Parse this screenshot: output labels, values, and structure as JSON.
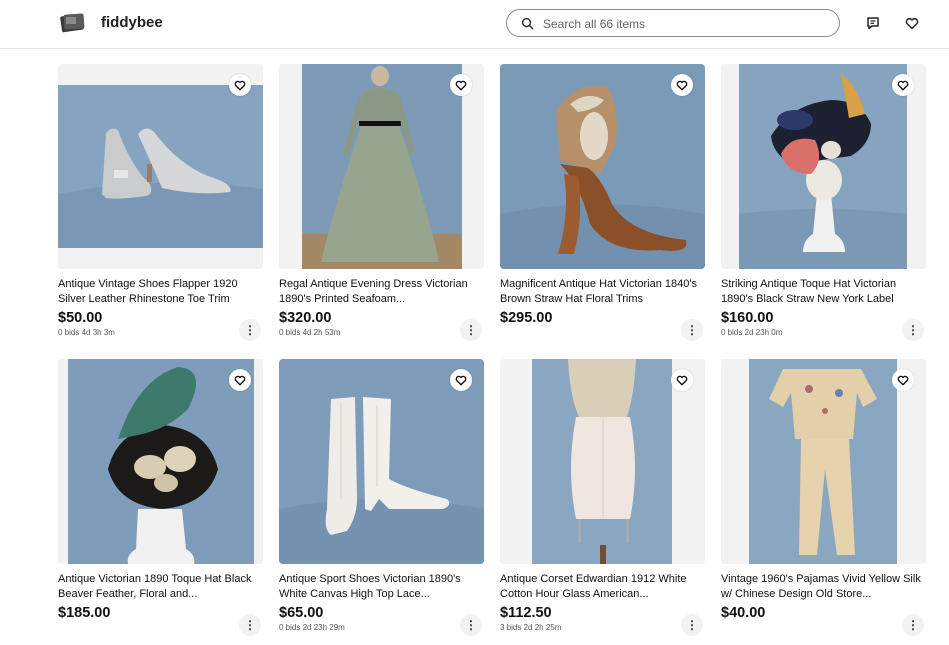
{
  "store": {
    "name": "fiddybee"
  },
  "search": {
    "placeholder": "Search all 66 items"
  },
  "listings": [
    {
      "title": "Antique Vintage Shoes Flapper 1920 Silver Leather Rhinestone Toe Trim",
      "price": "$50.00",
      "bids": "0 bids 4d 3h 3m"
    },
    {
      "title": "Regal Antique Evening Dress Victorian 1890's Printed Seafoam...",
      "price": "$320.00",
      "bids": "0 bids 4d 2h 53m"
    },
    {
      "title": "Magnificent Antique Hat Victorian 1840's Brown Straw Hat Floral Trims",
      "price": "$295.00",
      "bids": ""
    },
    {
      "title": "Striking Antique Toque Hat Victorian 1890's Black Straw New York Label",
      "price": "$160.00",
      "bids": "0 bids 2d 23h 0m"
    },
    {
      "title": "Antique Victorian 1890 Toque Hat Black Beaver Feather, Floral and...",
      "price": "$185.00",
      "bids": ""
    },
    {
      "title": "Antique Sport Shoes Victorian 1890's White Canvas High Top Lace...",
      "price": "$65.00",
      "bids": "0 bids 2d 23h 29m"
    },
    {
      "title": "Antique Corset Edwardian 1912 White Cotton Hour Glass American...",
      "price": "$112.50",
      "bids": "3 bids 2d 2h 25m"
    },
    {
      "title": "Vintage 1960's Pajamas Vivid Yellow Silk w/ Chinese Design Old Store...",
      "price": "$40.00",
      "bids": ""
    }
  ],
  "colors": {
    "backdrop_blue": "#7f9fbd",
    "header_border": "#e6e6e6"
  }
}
================
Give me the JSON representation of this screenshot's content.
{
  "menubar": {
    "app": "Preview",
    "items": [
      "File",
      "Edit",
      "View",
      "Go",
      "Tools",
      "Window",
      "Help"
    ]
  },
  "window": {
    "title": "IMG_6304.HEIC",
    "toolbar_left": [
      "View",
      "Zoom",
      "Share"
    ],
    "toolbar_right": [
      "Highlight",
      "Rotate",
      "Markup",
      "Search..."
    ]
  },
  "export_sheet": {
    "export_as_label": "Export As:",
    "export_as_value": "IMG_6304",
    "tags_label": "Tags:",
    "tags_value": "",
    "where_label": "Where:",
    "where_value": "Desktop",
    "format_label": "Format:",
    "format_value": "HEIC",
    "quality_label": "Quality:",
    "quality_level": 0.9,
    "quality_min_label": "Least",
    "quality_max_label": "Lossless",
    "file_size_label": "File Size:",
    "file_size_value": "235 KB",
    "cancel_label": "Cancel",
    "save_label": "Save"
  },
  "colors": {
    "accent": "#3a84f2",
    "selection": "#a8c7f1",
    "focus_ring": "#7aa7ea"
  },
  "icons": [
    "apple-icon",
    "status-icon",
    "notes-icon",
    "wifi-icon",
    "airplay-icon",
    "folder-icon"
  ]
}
================
- WHAT THE TASK REQUIRES:
Scan the entries above for the word "Black" and collect each line holding it.

- CORRECT ANSWER:
      "title": "Striking Antique Toque Hat Victorian 1890's Black Straw New York Label",
      "title": "Antique Victorian 1890 Toque Hat Black Beaver Feather, Floral and...",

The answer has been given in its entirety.